(Provided information)

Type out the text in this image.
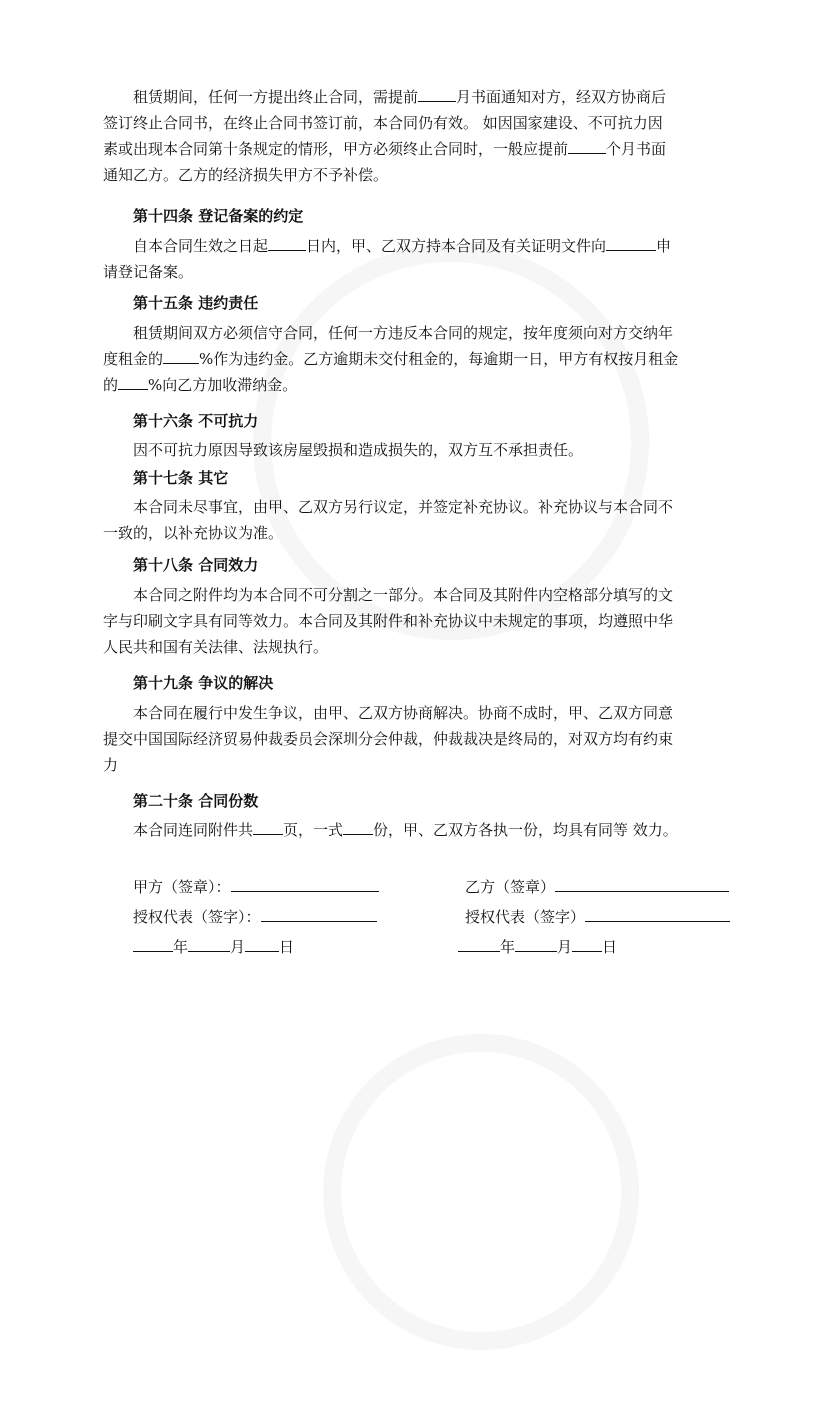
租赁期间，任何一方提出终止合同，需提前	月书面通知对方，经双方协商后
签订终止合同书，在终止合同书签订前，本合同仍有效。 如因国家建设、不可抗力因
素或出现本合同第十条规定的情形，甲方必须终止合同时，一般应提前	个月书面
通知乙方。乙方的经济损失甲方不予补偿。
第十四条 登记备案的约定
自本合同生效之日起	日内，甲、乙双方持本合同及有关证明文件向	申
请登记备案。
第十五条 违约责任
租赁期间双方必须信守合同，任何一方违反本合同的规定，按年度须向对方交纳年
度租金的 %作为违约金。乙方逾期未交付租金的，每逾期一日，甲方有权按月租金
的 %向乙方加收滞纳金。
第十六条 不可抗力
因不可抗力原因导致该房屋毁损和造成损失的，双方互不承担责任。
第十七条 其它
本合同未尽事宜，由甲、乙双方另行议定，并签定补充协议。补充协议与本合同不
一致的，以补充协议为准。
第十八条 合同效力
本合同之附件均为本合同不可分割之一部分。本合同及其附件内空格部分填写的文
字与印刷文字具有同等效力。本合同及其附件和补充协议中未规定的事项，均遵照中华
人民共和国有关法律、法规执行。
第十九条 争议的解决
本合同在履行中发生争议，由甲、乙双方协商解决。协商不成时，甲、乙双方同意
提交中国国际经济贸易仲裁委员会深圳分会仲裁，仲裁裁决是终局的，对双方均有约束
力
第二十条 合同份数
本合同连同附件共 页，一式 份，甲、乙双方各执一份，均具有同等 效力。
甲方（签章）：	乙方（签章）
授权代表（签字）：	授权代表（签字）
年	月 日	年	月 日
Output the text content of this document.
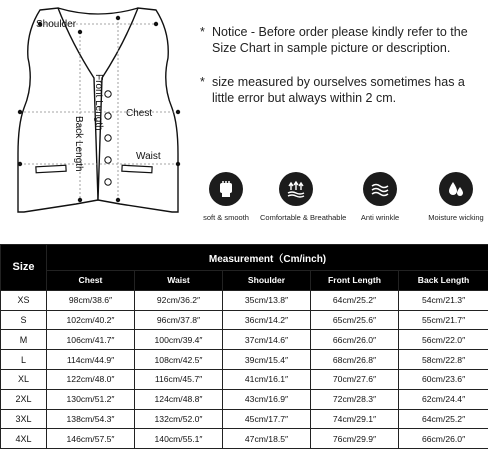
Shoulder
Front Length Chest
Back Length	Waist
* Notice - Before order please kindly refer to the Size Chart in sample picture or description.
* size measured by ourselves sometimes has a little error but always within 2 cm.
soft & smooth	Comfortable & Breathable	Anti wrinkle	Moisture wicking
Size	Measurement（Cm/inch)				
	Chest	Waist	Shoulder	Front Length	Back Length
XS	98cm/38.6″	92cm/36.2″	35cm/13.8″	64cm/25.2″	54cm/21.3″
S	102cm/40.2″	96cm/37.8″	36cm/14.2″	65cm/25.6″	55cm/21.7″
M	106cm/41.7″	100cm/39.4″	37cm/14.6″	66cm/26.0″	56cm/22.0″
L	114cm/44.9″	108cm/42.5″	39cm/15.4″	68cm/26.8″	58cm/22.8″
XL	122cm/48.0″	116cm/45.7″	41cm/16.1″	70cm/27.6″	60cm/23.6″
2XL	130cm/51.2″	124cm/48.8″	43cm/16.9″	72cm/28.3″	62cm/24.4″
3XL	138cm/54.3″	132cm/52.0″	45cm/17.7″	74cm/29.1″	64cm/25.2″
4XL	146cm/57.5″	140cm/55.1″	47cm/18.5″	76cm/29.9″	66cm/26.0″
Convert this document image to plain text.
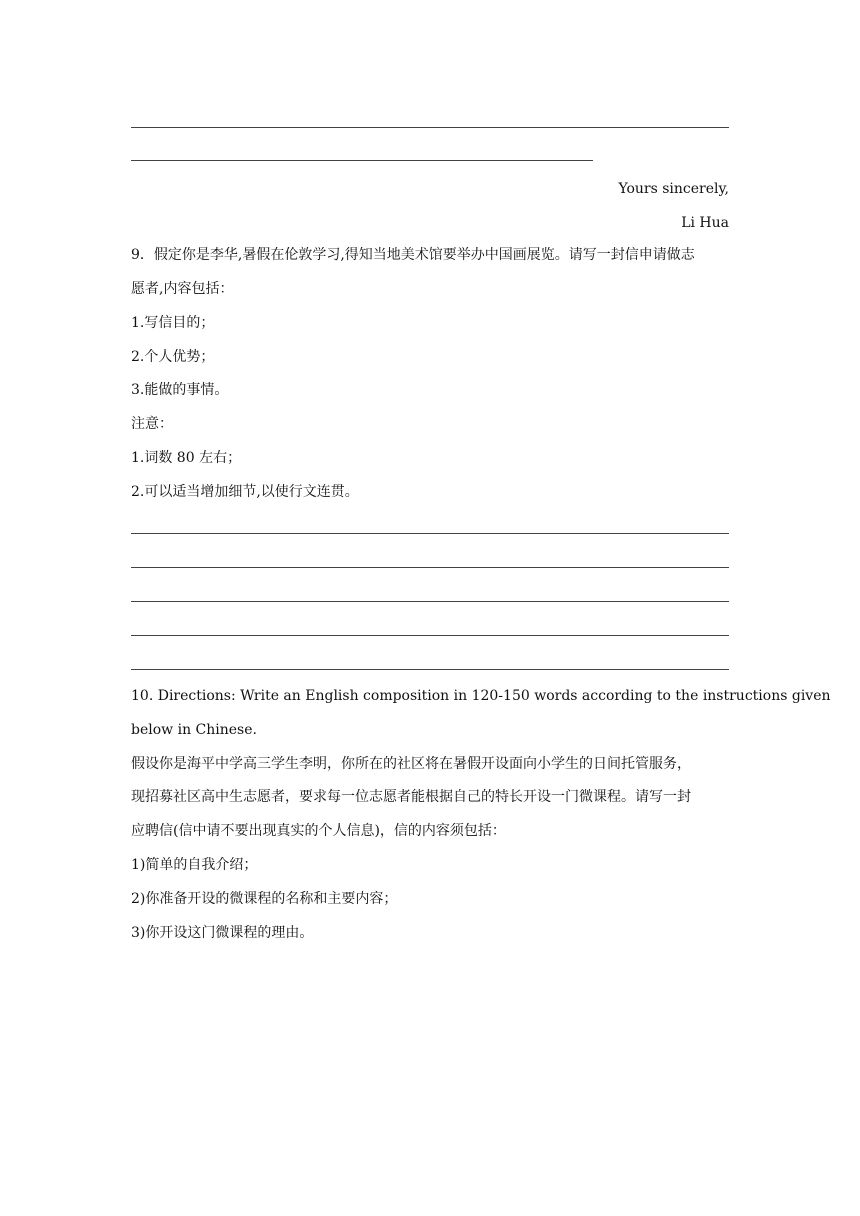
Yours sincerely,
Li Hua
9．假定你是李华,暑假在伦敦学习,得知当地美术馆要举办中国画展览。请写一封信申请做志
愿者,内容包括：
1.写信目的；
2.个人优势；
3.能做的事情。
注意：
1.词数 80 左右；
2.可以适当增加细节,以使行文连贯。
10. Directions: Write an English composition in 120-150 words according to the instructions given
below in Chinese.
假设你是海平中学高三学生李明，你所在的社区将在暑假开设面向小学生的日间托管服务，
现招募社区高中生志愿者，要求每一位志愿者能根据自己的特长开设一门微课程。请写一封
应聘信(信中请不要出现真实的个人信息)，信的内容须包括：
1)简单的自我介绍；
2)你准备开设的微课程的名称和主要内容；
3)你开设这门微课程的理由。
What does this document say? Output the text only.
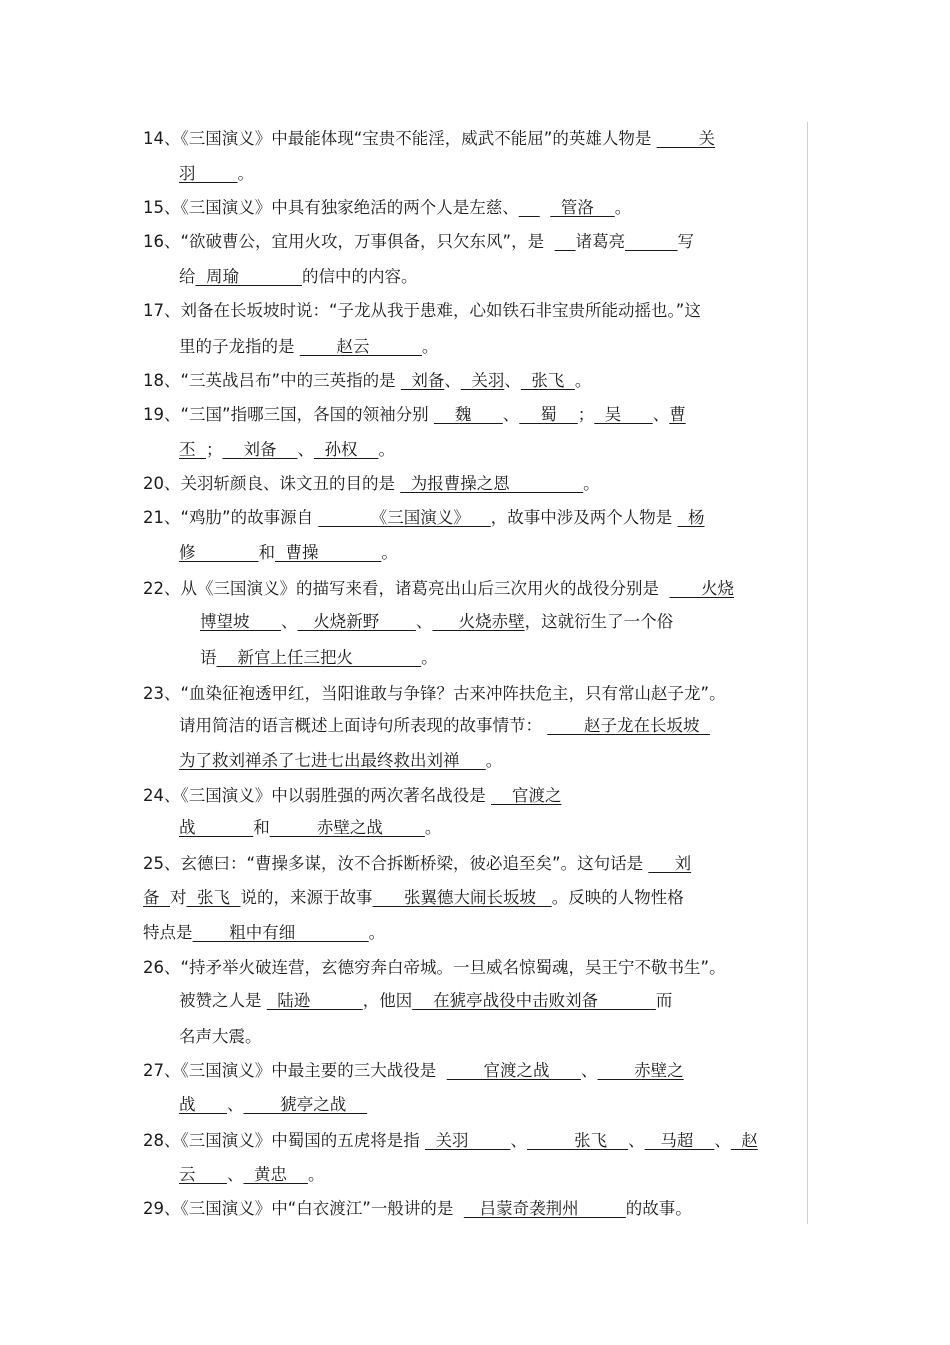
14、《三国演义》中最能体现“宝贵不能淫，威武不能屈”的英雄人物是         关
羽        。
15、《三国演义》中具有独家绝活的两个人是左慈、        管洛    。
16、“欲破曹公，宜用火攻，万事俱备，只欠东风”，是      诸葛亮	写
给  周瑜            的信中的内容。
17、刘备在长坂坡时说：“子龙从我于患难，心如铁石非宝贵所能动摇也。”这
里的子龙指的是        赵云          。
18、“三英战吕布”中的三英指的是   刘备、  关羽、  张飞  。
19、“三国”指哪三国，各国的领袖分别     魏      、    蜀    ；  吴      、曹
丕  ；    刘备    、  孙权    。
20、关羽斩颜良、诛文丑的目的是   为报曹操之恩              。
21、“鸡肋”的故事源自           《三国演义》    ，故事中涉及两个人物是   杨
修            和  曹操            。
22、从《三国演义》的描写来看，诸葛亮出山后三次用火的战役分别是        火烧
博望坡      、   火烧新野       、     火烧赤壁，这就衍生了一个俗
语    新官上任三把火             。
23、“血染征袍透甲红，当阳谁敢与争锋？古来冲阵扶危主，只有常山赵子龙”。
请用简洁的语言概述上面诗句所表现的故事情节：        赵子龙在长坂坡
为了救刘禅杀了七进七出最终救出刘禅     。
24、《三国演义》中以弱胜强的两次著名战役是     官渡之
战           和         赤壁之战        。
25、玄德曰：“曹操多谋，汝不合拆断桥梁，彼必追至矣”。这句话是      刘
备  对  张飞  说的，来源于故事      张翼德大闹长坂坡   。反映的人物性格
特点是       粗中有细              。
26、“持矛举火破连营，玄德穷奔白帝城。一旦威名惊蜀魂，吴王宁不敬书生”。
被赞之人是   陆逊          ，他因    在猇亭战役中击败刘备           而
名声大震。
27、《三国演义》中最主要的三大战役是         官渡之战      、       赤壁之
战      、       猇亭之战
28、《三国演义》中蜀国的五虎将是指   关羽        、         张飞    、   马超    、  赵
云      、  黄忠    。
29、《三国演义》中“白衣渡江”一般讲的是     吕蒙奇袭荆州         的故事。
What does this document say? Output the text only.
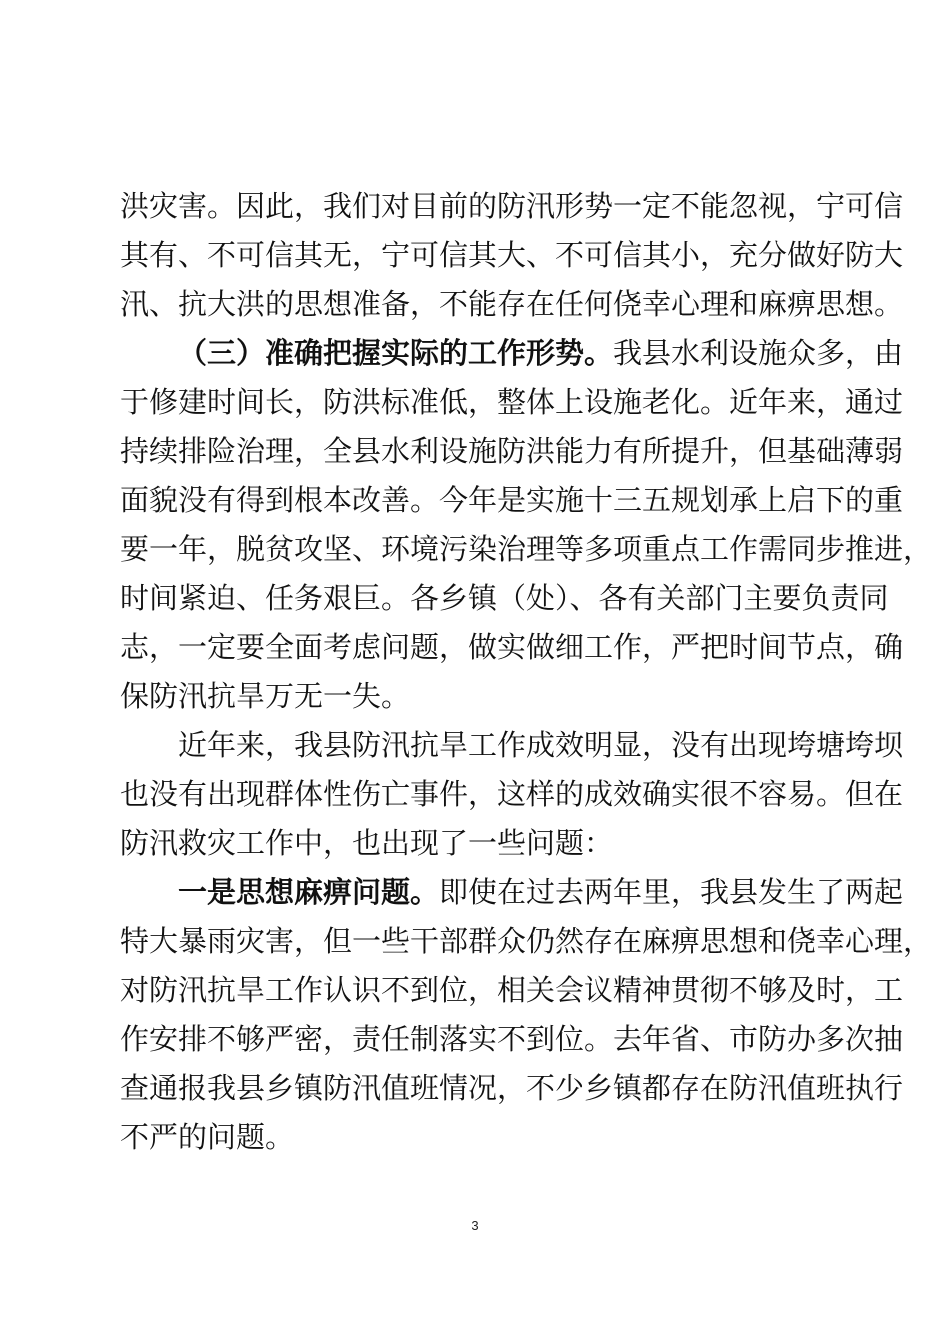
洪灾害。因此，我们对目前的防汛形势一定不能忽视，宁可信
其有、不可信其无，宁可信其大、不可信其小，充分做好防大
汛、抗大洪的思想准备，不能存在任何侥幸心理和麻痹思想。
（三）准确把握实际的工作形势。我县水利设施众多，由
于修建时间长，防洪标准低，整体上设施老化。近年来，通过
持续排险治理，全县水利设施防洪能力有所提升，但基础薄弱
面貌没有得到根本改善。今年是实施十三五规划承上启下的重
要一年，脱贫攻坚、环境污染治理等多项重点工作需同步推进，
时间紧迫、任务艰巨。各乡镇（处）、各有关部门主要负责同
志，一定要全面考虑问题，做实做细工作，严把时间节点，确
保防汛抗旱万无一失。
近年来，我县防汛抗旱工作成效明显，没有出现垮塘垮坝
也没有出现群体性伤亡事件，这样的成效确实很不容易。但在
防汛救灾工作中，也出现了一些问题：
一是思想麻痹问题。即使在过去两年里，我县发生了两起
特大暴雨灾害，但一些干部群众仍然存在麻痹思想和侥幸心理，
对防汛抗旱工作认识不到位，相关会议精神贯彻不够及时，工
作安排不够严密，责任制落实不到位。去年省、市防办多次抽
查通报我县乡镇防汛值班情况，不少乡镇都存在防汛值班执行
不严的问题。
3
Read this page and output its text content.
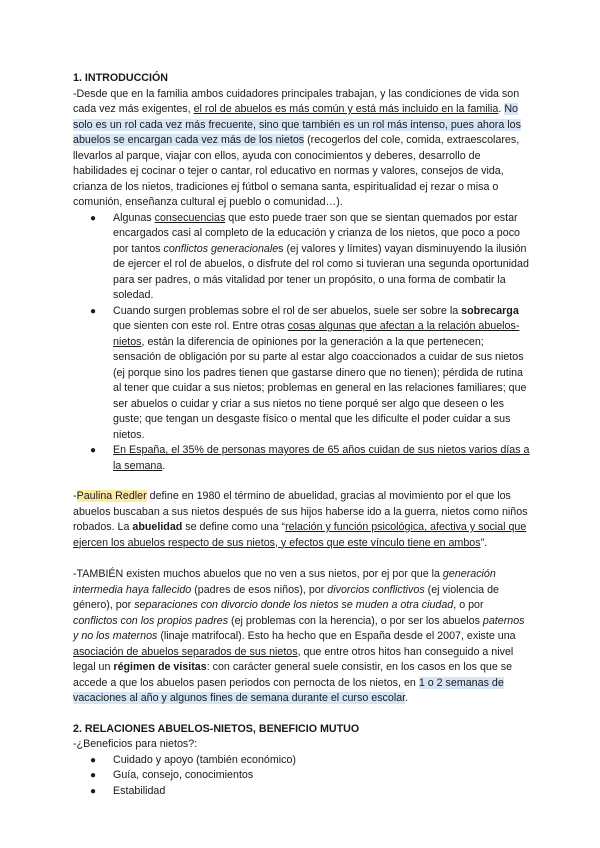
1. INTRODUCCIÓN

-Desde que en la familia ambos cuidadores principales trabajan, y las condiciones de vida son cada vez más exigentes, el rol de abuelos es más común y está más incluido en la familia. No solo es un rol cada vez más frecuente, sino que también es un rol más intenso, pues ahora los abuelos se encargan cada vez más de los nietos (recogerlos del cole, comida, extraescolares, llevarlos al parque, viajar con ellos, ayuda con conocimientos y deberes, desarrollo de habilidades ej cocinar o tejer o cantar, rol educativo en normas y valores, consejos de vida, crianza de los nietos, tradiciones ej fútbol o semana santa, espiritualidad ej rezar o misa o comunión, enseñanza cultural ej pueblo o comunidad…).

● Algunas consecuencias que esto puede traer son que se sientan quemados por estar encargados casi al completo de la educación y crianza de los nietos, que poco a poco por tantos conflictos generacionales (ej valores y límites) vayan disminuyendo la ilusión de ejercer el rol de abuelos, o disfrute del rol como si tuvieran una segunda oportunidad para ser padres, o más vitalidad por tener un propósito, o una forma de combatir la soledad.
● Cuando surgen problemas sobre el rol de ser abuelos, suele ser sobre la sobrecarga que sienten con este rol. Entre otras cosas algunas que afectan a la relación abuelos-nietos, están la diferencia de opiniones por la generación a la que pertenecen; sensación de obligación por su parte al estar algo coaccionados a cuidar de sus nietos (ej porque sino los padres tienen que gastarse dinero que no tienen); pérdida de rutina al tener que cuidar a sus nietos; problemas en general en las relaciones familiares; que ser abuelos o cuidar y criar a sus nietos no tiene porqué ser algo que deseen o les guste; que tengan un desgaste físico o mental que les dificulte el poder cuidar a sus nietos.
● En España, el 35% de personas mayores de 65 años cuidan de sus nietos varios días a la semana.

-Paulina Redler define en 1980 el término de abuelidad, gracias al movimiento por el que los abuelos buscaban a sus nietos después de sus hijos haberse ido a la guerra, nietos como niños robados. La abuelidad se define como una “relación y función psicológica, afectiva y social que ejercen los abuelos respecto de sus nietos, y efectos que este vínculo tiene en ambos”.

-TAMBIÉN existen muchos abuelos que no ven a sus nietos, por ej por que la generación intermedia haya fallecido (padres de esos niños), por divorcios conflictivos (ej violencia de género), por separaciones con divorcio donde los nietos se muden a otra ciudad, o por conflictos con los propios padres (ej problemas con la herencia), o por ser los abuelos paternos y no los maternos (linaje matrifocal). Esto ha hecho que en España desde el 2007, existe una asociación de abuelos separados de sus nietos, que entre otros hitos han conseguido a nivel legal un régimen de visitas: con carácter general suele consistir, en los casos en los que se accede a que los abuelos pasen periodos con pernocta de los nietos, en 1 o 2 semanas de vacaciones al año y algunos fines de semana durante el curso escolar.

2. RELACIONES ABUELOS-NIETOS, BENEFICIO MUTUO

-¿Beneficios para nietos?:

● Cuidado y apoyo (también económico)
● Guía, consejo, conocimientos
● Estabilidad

(Stated problem) Where a line holds "image", copy it out.

(Exercise solution)
Type out the text in this image.
Convert this document image to plain text.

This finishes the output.